== PROBLEM DETAILS ==
Using the listing below, please gather every line containing the word "向制造商和".

== PROVIDED RECORDS ==
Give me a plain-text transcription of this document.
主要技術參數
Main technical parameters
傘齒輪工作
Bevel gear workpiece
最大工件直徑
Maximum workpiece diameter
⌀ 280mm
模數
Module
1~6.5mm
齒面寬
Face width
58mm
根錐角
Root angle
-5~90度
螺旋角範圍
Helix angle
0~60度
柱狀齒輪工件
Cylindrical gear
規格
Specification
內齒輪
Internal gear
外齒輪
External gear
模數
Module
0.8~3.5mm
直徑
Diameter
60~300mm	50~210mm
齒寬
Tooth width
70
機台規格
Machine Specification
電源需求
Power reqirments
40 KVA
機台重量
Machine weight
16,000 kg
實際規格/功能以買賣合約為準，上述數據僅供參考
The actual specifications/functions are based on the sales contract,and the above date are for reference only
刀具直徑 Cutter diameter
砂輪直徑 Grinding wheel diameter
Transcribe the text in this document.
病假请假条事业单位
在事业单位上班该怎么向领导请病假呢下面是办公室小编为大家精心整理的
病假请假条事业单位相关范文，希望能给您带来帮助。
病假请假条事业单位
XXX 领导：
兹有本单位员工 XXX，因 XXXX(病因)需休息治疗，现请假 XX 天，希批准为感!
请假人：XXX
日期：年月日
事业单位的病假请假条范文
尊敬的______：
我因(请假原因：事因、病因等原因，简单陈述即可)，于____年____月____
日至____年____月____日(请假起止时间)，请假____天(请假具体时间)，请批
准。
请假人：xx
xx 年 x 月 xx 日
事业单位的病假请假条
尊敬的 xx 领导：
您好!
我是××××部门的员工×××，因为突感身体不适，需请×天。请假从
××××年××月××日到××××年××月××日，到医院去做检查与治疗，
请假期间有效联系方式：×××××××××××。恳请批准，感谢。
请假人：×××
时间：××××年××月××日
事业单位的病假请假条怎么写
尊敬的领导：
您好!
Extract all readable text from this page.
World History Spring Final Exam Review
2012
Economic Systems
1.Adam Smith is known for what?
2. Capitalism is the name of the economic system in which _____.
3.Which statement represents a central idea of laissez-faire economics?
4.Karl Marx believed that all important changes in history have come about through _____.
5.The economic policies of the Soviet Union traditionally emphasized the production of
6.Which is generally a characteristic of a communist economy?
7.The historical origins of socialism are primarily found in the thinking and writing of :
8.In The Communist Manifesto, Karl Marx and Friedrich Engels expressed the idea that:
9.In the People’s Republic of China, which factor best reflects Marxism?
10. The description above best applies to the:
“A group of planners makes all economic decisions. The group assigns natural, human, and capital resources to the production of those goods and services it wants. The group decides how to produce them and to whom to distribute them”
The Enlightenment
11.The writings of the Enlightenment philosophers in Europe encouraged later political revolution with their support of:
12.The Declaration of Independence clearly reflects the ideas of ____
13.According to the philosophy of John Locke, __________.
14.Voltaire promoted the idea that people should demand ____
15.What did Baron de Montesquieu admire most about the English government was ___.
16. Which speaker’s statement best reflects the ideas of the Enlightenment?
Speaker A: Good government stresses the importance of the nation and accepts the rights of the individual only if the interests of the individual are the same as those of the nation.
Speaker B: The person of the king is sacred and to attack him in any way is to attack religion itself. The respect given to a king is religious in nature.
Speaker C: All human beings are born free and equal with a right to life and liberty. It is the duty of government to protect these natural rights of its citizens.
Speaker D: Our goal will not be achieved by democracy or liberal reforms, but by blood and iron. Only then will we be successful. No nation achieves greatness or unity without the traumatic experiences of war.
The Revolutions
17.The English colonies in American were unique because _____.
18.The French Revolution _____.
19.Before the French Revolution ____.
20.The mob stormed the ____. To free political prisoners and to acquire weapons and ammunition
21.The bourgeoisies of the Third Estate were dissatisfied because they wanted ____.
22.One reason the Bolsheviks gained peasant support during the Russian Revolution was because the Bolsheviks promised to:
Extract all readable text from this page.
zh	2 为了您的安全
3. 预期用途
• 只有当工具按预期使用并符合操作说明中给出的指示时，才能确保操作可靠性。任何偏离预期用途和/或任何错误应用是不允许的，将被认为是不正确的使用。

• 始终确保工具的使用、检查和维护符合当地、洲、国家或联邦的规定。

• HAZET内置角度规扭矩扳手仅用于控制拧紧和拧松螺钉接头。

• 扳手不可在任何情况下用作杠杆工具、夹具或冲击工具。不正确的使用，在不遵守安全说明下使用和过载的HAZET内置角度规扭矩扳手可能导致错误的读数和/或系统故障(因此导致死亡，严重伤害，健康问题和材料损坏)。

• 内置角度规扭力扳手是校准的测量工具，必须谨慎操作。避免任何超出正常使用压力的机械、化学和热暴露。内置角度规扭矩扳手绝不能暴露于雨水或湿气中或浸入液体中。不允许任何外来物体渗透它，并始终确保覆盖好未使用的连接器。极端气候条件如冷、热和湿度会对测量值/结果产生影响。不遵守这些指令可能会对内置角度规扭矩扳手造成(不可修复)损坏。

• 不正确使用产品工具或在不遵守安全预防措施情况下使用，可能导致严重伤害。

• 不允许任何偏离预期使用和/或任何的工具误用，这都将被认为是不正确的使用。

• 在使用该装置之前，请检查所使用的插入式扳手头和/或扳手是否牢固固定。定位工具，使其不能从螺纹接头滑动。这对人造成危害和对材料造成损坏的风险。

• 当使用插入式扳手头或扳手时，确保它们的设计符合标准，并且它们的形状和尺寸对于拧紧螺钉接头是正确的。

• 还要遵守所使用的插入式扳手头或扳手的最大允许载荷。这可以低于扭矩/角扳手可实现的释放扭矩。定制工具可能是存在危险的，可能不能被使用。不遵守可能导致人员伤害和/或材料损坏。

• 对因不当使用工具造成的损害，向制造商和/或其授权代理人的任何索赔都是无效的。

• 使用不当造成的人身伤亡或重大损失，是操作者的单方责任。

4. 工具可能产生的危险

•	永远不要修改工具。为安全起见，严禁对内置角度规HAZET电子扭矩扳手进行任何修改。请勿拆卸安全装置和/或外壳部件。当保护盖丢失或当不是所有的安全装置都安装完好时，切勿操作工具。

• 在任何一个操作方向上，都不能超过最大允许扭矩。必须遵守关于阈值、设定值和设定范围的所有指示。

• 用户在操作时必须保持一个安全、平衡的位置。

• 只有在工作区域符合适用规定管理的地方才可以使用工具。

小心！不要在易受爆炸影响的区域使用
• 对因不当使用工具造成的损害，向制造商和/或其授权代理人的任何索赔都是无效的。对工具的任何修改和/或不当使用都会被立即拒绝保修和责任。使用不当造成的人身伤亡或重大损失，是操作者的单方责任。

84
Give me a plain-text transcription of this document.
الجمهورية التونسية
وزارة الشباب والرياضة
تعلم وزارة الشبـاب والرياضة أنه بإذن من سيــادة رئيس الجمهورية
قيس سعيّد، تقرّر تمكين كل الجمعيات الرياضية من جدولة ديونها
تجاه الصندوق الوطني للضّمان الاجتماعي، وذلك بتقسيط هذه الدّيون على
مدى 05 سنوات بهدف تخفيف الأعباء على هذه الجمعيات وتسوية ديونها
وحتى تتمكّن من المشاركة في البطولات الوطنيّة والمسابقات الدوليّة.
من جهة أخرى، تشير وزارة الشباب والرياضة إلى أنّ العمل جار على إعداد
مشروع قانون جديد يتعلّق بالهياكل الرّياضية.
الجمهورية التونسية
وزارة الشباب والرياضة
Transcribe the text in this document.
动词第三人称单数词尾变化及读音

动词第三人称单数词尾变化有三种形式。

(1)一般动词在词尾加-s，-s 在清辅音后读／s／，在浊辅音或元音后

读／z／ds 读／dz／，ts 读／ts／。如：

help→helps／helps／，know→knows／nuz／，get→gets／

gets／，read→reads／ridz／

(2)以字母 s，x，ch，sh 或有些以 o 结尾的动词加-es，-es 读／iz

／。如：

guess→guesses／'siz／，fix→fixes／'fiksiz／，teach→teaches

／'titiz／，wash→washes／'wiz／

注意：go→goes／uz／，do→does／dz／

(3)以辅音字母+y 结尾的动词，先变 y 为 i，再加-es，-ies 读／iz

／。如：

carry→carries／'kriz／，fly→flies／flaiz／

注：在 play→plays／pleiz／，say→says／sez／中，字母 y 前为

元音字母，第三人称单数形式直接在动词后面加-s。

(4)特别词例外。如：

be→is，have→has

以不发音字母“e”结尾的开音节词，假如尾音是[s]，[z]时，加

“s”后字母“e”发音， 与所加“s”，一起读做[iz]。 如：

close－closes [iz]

== EXERCISE ANSWER ==
• 对因不当使用工具造成的损害，向制造商和/或其授权代理人的任何索赔都是无效的。
• 对因不当使用工具造成的损害，向制造商和/或其授权代理人的任何索赔都是无效的。对工具的任何修改和/或不当使用都会被立即拒绝保修和责任。使用不当造成的人身伤亡或重大损失，是操作者的单方责任。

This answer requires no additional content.